(Dataset entries)
============================================================
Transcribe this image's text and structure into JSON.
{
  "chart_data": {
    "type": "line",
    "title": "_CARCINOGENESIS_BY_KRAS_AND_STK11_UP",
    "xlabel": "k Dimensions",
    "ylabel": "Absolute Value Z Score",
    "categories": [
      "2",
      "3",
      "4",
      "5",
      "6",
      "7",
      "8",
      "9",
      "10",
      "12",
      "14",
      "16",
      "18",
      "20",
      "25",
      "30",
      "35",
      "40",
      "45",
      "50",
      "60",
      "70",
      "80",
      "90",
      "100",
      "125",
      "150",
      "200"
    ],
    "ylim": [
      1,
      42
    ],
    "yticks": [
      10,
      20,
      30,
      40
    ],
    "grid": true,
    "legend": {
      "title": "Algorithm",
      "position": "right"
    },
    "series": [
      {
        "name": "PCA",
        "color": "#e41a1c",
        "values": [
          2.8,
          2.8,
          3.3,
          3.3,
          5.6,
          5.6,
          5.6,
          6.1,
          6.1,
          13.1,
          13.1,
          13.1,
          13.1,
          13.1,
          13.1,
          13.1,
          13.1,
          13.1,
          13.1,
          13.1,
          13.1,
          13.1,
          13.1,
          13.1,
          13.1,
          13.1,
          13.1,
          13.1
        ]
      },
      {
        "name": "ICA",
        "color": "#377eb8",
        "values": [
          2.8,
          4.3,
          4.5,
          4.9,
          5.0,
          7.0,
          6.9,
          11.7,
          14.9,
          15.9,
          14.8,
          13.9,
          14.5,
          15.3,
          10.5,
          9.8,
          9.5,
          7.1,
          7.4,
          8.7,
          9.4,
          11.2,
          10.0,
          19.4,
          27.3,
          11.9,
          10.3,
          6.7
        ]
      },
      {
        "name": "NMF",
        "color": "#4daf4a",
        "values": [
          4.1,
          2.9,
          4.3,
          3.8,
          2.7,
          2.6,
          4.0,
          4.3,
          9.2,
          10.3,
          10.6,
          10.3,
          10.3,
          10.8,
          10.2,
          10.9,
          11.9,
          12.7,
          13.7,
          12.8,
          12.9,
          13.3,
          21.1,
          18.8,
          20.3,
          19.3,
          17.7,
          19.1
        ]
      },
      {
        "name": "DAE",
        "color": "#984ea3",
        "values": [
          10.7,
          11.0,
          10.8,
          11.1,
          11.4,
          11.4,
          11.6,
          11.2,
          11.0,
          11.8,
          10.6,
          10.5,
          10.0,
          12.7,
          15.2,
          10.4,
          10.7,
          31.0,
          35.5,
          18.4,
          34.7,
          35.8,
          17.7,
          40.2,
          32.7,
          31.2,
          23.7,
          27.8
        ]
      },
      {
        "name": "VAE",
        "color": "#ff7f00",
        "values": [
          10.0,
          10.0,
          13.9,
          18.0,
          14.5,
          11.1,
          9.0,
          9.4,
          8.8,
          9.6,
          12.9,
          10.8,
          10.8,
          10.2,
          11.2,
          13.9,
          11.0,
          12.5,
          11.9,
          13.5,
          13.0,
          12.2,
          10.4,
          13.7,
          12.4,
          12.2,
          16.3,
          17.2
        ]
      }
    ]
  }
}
============================================================
### Problem to solve
Would it be possible to reproduce all the entries exactly as they appear above?

### Output below
Transcribe this image's text and structure into JSON.
{
  "chart_data": {
    "type": "line",
    "title": "_CARCINOGENESIS_BY_KRAS_AND_STK11_UP",
    "xlabel": "k Dimensions",
    "ylabel": "Absolute Value Z Score",
    "categories": [
      "2",
      "3",
      "4",
      "5",
      "6",
      "7",
      "8",
      "9",
      "10",
      "12",
      "14",
      "16",
      "18",
      "20",
      "25",
      "30",
      "35",
      "40",
      "45",
      "50",
      "60",
      "70",
      "80",
      "90",
      "100",
      "125",
      "150",
      "200"
    ],
    "ylim": [
      1,
      42
    ],
    "yticks": [
      10,
      20,
      30,
      40
    ],
    "grid": true,
    "legend": {
      "title": "Algorithm",
      "position": "right"
    },
    "series": [
      {
        "name": "PCA",
        "color": "#e41a1c",
        "values": [
          2.8,
          2.8,
          3.3,
          3.3,
          5.6,
          5.6,
          5.6,
          6.1,
          6.1,
          13.1,
          13.1,
          13.1,
          13.1,
          13.1,
          13.1,
          13.1,
          13.1,
          13.1,
          13.1,
          13.1,
          13.1,
          13.1,
          13.1,
          13.1,
          13.1,
          13.1,
          13.1,
          13.1
        ]
      },
      {
        "name": "ICA",
        "color": "#377eb8",
        "values": [
          2.8,
          4.3,
          4.5,
          4.9,
          5.0,
          7.0,
          6.9,
          11.7,
          14.9,
          15.9,
          14.8,
          13.9,
          14.5,
          15.3,
          10.5,
          9.8,
          9.5,
          7.1,
          7.4,
          8.7,
          9.4,
          11.2,
          10.0,
          19.4,
          27.3,
          11.9,
          10.3,
          6.7
        ]
      },
      {
        "name": "NMF",
        "color": "#4daf4a",
        "values": [
          4.1,
          2.9,
          4.3,
          3.8,
          2.7,
          2.6,
          4.0,
          4.3,
          9.2,
          10.3,
          10.6,
          10.3,
          10.3,
          10.8,
          10.2,
          10.9,
          11.9,
          12.7,
          13.7,
          12.8,
          12.9,
          13.3,
          21.1,
          18.8,
          20.3,
          19.3,
          17.7,
          19.1
        ]
      },
      {
        "name": "DAE",
        "color": "#984ea3",
        "values": [
          10.7,
          11.0,
          10.8,
          11.1,
          11.4,
          11.4,
          11.6,
          11.2,
          11.0,
          11.8,
          10.6,
          10.5,
          10.0,
          12.7,
          15.2,
          10.4,
          10.7,
          31.0,
          35.5,
          18.4,
          34.7,
          35.8,
          17.7,
          40.2,
          32.7,
          31.2,
          23.7,
          27.8
        ]
      },
      {
        "name": "VAE",
        "color": "#ff7f00",
        "values": [
          10.0,
          10.0,
          13.9,
          18.0,
          14.5,
          11.1,
          9.0,
          9.4,
          8.8,
          9.6,
          12.9,
          10.8,
          10.8,
          10.2,
          11.2,
          13.9,
          11.0,
          12.5,
          11.9,
          13.5,
          13.0,
          12.2,
          10.4,
          13.7,
          12.4,
          12.2,
          16.3,
          17.2
        ]
      }
    ]
  }
}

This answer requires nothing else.